→ **Given exercise**
Locate the string "MATRIX" in the listing below. Copy every line where it is found.

-- start of Provided data --

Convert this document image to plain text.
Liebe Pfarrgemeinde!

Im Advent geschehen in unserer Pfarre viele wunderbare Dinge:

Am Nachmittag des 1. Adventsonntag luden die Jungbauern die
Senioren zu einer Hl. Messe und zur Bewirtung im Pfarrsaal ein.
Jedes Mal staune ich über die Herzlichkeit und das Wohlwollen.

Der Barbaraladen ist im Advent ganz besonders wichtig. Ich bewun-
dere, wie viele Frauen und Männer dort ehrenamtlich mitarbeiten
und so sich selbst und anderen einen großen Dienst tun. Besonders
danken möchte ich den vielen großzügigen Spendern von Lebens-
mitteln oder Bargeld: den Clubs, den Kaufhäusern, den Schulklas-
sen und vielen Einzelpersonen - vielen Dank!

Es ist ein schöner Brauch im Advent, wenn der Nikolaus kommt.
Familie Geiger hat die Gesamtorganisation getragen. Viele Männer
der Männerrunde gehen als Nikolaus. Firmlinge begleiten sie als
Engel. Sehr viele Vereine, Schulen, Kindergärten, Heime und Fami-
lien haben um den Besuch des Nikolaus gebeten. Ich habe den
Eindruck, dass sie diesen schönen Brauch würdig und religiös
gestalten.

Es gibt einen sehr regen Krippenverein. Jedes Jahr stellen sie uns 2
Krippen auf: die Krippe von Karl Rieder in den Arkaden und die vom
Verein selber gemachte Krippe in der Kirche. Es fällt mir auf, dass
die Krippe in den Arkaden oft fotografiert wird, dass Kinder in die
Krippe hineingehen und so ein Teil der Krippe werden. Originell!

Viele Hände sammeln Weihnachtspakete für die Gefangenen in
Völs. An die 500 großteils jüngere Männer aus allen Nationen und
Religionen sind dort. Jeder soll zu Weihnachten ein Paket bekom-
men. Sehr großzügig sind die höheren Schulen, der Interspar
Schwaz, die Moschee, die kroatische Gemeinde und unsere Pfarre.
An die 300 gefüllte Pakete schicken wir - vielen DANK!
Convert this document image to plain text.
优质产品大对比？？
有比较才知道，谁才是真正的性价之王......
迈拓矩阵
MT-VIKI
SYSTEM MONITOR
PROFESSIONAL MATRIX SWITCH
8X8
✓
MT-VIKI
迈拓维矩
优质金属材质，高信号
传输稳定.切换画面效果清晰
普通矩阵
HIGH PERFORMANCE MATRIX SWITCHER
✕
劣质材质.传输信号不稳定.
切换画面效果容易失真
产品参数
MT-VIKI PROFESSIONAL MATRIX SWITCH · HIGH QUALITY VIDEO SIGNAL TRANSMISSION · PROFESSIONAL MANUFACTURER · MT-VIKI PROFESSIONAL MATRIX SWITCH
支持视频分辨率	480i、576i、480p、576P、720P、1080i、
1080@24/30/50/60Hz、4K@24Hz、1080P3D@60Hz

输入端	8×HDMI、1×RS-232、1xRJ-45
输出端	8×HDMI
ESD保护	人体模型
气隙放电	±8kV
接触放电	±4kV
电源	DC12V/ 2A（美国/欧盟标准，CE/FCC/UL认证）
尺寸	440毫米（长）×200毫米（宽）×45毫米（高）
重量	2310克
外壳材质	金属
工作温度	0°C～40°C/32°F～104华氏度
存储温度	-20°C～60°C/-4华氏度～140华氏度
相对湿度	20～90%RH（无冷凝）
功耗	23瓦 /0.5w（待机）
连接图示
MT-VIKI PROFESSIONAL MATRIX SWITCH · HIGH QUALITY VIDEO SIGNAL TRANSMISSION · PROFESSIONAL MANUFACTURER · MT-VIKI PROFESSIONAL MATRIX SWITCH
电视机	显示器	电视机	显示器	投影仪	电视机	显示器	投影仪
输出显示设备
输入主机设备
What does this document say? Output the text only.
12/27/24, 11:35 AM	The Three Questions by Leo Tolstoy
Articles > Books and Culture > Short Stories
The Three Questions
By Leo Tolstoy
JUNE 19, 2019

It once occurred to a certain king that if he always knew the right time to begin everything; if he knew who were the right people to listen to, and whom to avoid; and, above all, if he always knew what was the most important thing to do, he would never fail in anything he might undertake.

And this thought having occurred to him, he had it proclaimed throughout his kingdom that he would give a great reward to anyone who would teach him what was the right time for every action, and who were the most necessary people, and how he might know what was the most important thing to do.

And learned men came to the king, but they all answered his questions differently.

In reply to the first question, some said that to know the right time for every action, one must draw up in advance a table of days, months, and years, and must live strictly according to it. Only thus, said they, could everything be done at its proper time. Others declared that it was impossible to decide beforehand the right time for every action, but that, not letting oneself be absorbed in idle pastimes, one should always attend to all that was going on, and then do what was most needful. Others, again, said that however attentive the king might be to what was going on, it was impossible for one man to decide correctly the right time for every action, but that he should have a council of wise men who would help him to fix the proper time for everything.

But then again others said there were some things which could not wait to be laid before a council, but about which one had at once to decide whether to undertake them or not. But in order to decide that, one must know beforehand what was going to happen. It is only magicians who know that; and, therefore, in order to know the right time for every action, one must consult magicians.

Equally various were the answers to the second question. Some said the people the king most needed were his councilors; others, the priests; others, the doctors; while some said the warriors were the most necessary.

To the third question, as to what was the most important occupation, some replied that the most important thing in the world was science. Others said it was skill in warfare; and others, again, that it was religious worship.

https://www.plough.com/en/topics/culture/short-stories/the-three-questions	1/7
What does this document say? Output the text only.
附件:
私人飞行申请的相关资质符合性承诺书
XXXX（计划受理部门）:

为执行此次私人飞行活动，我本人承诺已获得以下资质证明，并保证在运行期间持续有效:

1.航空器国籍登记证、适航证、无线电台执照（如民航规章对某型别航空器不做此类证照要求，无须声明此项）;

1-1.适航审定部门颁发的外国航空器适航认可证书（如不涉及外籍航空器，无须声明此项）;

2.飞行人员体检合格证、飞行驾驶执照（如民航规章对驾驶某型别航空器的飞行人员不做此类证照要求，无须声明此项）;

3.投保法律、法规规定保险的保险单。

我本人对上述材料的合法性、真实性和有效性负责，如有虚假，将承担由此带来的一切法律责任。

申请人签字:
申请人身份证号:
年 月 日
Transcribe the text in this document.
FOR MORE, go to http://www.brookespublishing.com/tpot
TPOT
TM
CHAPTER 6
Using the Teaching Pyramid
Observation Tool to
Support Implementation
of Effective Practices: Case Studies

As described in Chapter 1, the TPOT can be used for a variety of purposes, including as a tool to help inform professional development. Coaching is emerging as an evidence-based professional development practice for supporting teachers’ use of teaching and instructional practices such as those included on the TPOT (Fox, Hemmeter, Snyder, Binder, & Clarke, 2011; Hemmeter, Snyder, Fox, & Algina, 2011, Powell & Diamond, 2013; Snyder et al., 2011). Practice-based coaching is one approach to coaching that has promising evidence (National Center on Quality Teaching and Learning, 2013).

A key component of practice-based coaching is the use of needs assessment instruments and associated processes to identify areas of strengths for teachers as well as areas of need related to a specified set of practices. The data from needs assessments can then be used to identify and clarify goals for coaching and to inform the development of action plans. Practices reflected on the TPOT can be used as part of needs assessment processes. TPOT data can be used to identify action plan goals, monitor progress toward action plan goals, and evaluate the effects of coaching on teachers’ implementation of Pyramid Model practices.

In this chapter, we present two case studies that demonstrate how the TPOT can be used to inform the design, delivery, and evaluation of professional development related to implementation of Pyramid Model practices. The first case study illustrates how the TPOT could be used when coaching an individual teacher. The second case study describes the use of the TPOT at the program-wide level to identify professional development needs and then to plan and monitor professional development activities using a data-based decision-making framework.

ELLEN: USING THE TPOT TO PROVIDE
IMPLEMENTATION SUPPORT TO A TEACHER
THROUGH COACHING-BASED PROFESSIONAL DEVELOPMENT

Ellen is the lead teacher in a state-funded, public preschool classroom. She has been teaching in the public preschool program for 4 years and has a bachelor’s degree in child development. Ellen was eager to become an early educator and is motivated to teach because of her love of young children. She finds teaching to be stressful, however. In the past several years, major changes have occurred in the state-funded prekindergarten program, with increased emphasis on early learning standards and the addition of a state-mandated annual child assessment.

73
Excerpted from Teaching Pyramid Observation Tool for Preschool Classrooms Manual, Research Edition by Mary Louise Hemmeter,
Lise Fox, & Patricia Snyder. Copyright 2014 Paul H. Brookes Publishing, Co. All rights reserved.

-- end of Provided data --

→ **Answer below**
PROFESSIONAL MATRIX SWITCH
HIGH PERFORMANCE MATRIX SWITCHER
MT-VIKI PROFESSIONAL MATRIX SWITCH · HIGH QUALITY VIDEO SIGNAL TRANSMISSION · PROFESSIONAL MANUFACTURER · MT-VIKI PROFESSIONAL MATRIX SWITCH
MT-VIKI PROFESSIONAL MATRIX SWITCH · HIGH QUALITY VIDEO SIGNAL TRANSMISSION · PROFESSIONAL MANUFACTURER · MT-VIKI PROFESSIONAL MATRIX SWITCH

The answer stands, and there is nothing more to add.